▶ [THE REQUEST] Go through the entries below and copy each line containing the word "name".

(Stored dataset items)
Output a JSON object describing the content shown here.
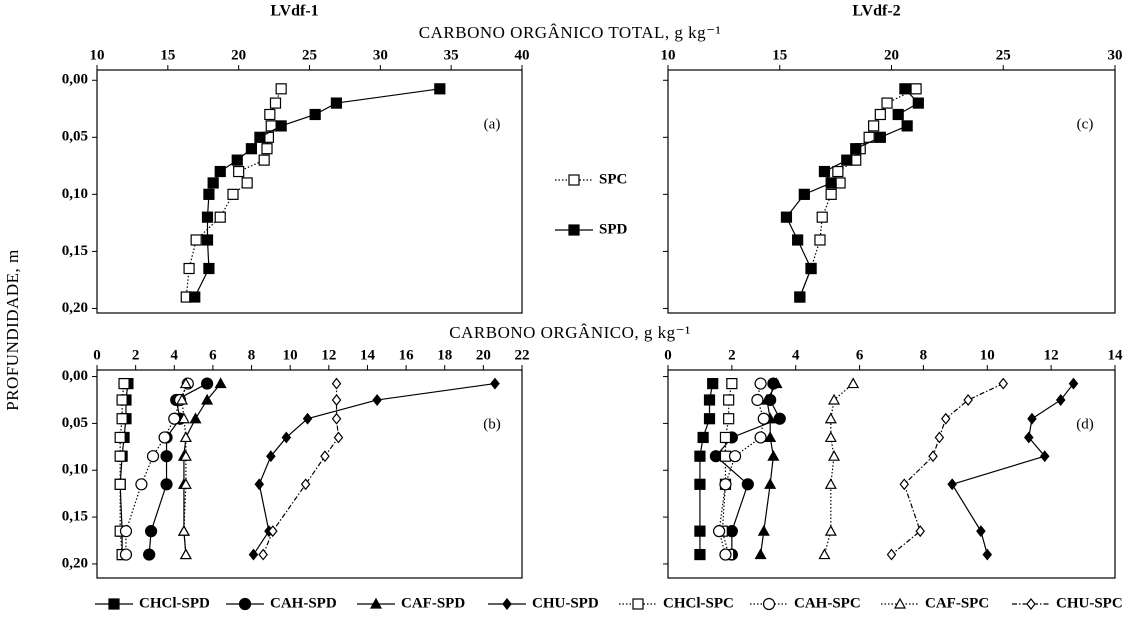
{
  "chart_data": [
    {
      "type": "line",
      "panel_label": "(a)",
      "title": "LVdf-1",
      "xlabel": "CARBONO ORGÂNICO TOTAL, g kg⁻¹",
      "ylabel": "PROFUNDIDADE, m",
      "xlim": [
        10,
        40
      ],
      "xticks": [
        10,
        15,
        20,
        25,
        30,
        35,
        40
      ],
      "ylim": [
        -0.009,
        0.204
      ],
      "yticks": [
        {
          "value": 0,
          "label": "0,00"
        },
        {
          "value": 0.05,
          "label": "0,05"
        },
        {
          "value": 0.1,
          "label": "0,10"
        },
        {
          "value": 0.15,
          "label": "0,15"
        },
        {
          "value": 0.2,
          "label": "0,20"
        }
      ],
      "legend": "right",
      "y": [
        0.0075,
        0.02,
        0.03,
        0.04,
        0.05,
        0.06,
        0.07,
        0.08,
        0.09,
        0.1,
        0.12,
        0.14,
        0.165,
        0.19
      ],
      "series": [
        {
          "name": "SPC",
          "marker": "square",
          "filled": false,
          "dash": "dotted",
          "color": "#000",
          "values": [
            23.0,
            22.6,
            22.2,
            22.3,
            22.1,
            22.0,
            21.8,
            20.0,
            20.6,
            19.6,
            18.7,
            17.0,
            16.5,
            16.3
          ]
        },
        {
          "name": "SPD",
          "marker": "square",
          "filled": true,
          "dash": "solid",
          "color": "#000",
          "values": [
            34.2,
            26.9,
            25.4,
            23.0,
            21.5,
            20.9,
            19.9,
            18.7,
            18.2,
            17.9,
            17.8,
            17.8,
            17.9,
            16.9
          ]
        }
      ]
    },
    {
      "type": "line",
      "panel_label": "(c)",
      "title": "LVdf-2",
      "xlim": [
        10,
        30
      ],
      "xticks": [
        10,
        15,
        20,
        25,
        30
      ],
      "ylim": [
        -0.009,
        0.204
      ],
      "yticks": [
        0,
        0.05,
        0.1,
        0.15,
        0.2
      ],
      "ytick_labels": false,
      "y": [
        0.0075,
        0.02,
        0.03,
        0.04,
        0.05,
        0.06,
        0.07,
        0.08,
        0.09,
        0.1,
        0.12,
        0.14,
        0.165,
        0.19
      ],
      "series": [
        {
          "marker": "square",
          "filled": false,
          "dash": "dotted",
          "color": "#000",
          "values": [
            21.1,
            19.8,
            19.5,
            19.2,
            19.0,
            18.6,
            18.4,
            17.6,
            17.7,
            17.3,
            16.9,
            16.8,
            16.4,
            15.9
          ]
        },
        {
          "marker": "square",
          "filled": true,
          "dash": "solid",
          "color": "#000",
          "values": [
            20.6,
            21.2,
            20.3,
            20.7,
            19.5,
            18.4,
            18.0,
            17.0,
            17.3,
            16.1,
            15.3,
            15.8,
            16.4,
            15.9
          ]
        }
      ]
    },
    {
      "type": "line",
      "panel_label": "(b)",
      "xlabel": "CARBONO ORGÂNICO, g kg⁻¹",
      "xlim": [
        0,
        22
      ],
      "xticks": [
        0,
        2,
        4,
        6,
        8,
        10,
        12,
        14,
        16,
        18,
        20,
        22
      ],
      "ylim": [
        -0.007,
        0.215
      ],
      "yticks": [
        {
          "value": 0,
          "label": "0,00"
        },
        {
          "value": 0.05,
          "label": "0,05"
        },
        {
          "value": 0.1,
          "label": "0,10"
        },
        {
          "value": 0.15,
          "label": "0,15"
        },
        {
          "value": 0.2,
          "label": "0,20"
        }
      ],
      "legend": "bottom",
      "y": [
        0.0075,
        0.025,
        0.045,
        0.065,
        0.085,
        0.115,
        0.165,
        0.19
      ],
      "series": [
        {
          "name": "CHCl-SPD",
          "marker": "square",
          "filled": true,
          "dash": "solid",
          "color": "#000",
          "values": [
            1.6,
            1.5,
            1.5,
            1.4,
            1.3,
            1.2,
            1.3,
            1.3
          ]
        },
        {
          "name": "CAH-SPD",
          "marker": "circle",
          "filled": true,
          "dash": "solid",
          "color": "#000",
          "values": [
            5.7,
            4.1,
            4.3,
            3.6,
            3.6,
            3.6,
            2.8,
            2.7
          ]
        },
        {
          "name": "CAF-SPD",
          "marker": "triangle",
          "filled": true,
          "dash": "solid",
          "color": "#000",
          "values": [
            6.4,
            5.7,
            5.1,
            4.6,
            4.5,
            4.5,
            4.5,
            4.6
          ]
        },
        {
          "name": "CHU-SPD",
          "marker": "diamond",
          "filled": true,
          "dash": "solid",
          "color": "#000",
          "values": [
            20.6,
            14.5,
            10.9,
            9.8,
            9.0,
            8.4,
            8.9,
            8.1
          ]
        },
        {
          "name": "CHCl-SPC",
          "marker": "square",
          "filled": false,
          "dash": "dotted",
          "color": "#000",
          "values": [
            1.4,
            1.3,
            1.3,
            1.2,
            1.2,
            1.2,
            1.2,
            1.3
          ]
        },
        {
          "name": "CAH-SPC",
          "marker": "circle",
          "filled": false,
          "dash": "dotted",
          "color": "#000",
          "values": [
            4.7,
            4.3,
            4.0,
            3.5,
            2.9,
            2.3,
            1.5,
            1.5
          ]
        },
        {
          "name": "CAF-SPC",
          "marker": "triangle",
          "filled": false,
          "dash": "dotted",
          "color": "#000",
          "values": [
            4.6,
            4.4,
            4.5,
            4.6,
            4.6,
            4.6,
            4.5,
            4.6
          ]
        },
        {
          "name": "CHU-SPC",
          "marker": "diamond",
          "filled": false,
          "dash": "dashdot",
          "color": "#000",
          "values": [
            12.4,
            12.4,
            12.4,
            12.5,
            11.8,
            10.8,
            9.1,
            8.6
          ]
        }
      ]
    },
    {
      "type": "line",
      "panel_label": "(d)",
      "xlim": [
        0,
        14
      ],
      "xticks": [
        0,
        2,
        4,
        6,
        8,
        10,
        12,
        14
      ],
      "ylim": [
        -0.007,
        0.215
      ],
      "yticks": [
        0,
        0.05,
        0.1,
        0.15,
        0.2
      ],
      "ytick_labels": false,
      "y": [
        0.0075,
        0.025,
        0.045,
        0.065,
        0.085,
        0.115,
        0.165,
        0.19
      ],
      "series": [
        {
          "marker": "square",
          "filled": true,
          "dash": "solid",
          "color": "#000",
          "values": [
            1.4,
            1.3,
            1.3,
            1.1,
            1.0,
            1.0,
            1.0,
            1.0
          ]
        },
        {
          "marker": "circle",
          "filled": true,
          "dash": "solid",
          "color": "#000",
          "values": [
            3.3,
            3.2,
            3.5,
            2.0,
            1.5,
            2.5,
            2.0,
            2.0
          ]
        },
        {
          "marker": "triangle",
          "filled": true,
          "dash": "solid",
          "color": "#000",
          "values": [
            3.4,
            3.1,
            3.2,
            3.2,
            3.3,
            3.2,
            3.0,
            2.9
          ]
        },
        {
          "marker": "diamond",
          "filled": true,
          "dash": "solid",
          "color": "#000",
          "values": [
            12.7,
            12.3,
            11.4,
            11.3,
            11.8,
            8.9,
            9.8,
            10.0
          ]
        },
        {
          "marker": "square",
          "filled": false,
          "dash": "dotted",
          "color": "#000",
          "values": [
            2.0,
            1.9,
            1.9,
            1.8,
            1.8,
            1.8,
            1.7,
            1.9
          ]
        },
        {
          "marker": "circle",
          "filled": false,
          "dash": "dotted",
          "color": "#000",
          "values": [
            2.9,
            2.8,
            3.0,
            2.9,
            2.1,
            1.8,
            1.6,
            1.8
          ]
        },
        {
          "marker": "triangle",
          "filled": false,
          "dash": "dotted",
          "color": "#000",
          "values": [
            5.8,
            5.2,
            5.1,
            5.1,
            5.2,
            5.1,
            5.1,
            4.9
          ]
        },
        {
          "marker": "diamond",
          "filled": false,
          "dash": "dashdot",
          "color": "#000",
          "values": [
            10.5,
            9.4,
            8.7,
            8.5,
            8.3,
            7.4,
            7.9,
            7.0
          ]
        }
      ]
    }
  ]
}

▶ [OUTPUT FOR THIS TASK]
          "name": "SPC",
          "name": "SPD",
          "name": "CHCl-SPD",
          "name": "CAH-SPD",
          "name": "CAF-SPD",
          "name": "CHU-SPD",
          "name": "CHCl-SPC",
          "name": "CAH-SPC",
          "name": "CAF-SPC",
          "name": "CHU-SPC",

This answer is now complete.